**EXERCISE:** Where a line below holds the string "selected", copy that line.

**INFORMATION SUPPLIED:**
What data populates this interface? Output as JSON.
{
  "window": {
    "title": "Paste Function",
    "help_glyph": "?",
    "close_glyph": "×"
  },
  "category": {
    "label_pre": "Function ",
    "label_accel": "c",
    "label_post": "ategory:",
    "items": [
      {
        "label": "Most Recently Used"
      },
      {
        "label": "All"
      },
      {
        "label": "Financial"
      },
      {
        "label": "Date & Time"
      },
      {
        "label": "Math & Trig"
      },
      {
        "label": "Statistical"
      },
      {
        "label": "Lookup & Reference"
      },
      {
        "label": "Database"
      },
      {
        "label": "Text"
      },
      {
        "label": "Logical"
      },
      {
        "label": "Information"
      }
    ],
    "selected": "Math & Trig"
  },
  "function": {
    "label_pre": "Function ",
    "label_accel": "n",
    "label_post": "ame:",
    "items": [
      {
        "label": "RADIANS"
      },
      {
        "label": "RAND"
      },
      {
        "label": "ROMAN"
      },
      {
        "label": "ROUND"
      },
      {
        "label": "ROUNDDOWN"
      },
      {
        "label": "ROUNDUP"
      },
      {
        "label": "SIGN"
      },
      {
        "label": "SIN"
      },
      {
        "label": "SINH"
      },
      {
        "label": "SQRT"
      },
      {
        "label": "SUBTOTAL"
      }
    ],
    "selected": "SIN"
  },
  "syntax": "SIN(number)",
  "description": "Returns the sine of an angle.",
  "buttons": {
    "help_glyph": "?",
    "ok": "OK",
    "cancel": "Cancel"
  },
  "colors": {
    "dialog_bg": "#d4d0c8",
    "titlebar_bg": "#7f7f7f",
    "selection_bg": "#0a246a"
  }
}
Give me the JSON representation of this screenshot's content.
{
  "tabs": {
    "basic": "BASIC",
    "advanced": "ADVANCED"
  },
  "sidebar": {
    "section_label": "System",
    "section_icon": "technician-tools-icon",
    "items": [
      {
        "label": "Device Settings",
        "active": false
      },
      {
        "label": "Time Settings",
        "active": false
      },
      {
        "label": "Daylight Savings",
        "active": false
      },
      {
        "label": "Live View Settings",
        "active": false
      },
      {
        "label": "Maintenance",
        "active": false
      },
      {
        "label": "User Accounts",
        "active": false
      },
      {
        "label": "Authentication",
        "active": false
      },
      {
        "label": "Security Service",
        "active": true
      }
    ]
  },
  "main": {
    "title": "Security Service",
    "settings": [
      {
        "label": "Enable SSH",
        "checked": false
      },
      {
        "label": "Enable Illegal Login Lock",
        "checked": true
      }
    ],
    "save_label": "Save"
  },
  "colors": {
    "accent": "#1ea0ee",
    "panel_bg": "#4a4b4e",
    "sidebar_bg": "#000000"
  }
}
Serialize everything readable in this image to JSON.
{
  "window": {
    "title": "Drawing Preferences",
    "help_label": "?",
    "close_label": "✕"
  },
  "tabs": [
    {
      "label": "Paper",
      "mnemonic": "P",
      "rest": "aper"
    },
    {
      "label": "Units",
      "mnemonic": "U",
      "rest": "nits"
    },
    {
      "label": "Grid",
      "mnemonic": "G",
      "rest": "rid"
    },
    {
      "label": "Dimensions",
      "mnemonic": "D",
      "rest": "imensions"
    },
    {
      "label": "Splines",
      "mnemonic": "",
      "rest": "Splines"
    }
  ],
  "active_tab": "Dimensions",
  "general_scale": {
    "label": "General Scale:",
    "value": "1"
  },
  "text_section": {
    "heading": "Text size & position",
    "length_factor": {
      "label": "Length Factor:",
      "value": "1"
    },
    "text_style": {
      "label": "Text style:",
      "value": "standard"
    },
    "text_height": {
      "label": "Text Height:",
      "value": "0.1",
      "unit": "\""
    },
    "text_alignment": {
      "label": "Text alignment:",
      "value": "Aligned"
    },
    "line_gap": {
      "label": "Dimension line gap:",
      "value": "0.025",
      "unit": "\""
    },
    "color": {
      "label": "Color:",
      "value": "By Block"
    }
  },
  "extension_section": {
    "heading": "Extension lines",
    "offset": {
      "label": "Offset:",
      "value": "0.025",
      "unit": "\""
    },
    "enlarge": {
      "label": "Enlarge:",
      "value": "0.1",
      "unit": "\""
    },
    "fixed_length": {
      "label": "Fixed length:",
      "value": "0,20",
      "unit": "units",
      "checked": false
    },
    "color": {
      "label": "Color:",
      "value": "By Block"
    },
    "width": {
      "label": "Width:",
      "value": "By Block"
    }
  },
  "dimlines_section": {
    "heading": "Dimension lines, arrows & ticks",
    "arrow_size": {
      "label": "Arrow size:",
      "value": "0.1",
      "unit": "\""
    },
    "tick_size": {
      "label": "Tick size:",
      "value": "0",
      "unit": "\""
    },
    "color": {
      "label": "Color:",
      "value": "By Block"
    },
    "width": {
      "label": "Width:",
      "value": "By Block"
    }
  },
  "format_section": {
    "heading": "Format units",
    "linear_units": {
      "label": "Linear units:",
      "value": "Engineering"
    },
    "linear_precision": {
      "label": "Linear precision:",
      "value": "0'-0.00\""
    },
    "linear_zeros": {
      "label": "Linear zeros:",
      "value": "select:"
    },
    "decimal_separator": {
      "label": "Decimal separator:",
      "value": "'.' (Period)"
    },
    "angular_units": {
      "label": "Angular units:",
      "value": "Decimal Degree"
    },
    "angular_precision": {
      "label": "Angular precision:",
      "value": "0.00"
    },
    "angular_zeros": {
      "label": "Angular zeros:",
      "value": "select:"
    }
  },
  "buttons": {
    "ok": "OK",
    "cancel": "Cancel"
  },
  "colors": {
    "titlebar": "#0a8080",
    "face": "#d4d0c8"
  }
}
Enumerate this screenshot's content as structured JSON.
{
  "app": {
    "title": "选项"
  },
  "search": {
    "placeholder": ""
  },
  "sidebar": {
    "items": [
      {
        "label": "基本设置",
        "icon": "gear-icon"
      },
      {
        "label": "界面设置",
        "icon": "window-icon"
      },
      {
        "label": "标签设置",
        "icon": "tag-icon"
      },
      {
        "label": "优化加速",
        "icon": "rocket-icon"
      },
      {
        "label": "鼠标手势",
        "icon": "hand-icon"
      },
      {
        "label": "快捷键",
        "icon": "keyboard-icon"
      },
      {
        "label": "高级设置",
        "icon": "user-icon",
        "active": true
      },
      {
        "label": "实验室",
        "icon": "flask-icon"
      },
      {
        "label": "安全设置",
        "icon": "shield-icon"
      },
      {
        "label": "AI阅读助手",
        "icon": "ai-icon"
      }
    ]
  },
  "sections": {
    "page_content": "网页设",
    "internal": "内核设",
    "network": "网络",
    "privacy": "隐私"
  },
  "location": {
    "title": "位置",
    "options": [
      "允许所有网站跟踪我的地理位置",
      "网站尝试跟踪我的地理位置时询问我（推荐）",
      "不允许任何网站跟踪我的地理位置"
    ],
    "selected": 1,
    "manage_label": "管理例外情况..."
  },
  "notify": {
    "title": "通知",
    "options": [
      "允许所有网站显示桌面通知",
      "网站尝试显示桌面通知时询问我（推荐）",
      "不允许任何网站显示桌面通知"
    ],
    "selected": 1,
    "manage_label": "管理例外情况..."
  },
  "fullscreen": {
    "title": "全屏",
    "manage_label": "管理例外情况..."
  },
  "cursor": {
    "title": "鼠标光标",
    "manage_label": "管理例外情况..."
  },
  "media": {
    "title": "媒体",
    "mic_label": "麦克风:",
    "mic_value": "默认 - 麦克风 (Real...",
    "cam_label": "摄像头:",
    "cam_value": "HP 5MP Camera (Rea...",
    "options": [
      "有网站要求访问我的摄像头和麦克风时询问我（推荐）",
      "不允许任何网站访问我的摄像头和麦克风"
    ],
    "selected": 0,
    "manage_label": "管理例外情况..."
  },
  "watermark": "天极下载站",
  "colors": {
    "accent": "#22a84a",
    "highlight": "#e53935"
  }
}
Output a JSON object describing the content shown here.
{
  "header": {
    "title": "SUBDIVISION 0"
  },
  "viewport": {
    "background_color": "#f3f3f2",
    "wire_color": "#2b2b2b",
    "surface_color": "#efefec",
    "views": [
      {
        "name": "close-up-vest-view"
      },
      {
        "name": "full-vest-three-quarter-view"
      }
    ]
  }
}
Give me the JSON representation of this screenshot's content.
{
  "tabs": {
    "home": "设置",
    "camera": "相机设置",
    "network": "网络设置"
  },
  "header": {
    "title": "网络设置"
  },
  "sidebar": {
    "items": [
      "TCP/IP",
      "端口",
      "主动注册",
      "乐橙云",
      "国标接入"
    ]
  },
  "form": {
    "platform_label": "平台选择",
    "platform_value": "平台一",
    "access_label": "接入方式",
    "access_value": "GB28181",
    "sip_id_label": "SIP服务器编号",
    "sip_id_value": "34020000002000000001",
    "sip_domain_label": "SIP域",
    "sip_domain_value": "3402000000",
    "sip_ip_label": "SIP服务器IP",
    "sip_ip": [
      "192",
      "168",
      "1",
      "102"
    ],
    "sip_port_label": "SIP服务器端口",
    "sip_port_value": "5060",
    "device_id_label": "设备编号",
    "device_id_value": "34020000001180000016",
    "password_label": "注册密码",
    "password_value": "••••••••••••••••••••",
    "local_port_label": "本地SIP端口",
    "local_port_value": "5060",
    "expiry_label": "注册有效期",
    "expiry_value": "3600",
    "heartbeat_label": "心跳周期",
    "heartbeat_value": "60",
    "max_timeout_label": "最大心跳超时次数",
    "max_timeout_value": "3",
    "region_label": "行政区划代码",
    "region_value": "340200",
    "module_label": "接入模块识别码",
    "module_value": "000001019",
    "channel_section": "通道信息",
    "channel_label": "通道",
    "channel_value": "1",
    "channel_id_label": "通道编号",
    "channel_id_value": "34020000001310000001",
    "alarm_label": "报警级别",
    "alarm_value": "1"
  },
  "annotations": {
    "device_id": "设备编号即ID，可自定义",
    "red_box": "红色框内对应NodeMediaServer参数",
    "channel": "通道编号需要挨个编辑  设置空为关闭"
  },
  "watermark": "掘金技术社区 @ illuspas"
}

**TASK ANSWER:**
    "selected": "Math & Trig"
    "selected": "SIN"
    "selected": 1,
    "selected": 1,
    "selected": 0,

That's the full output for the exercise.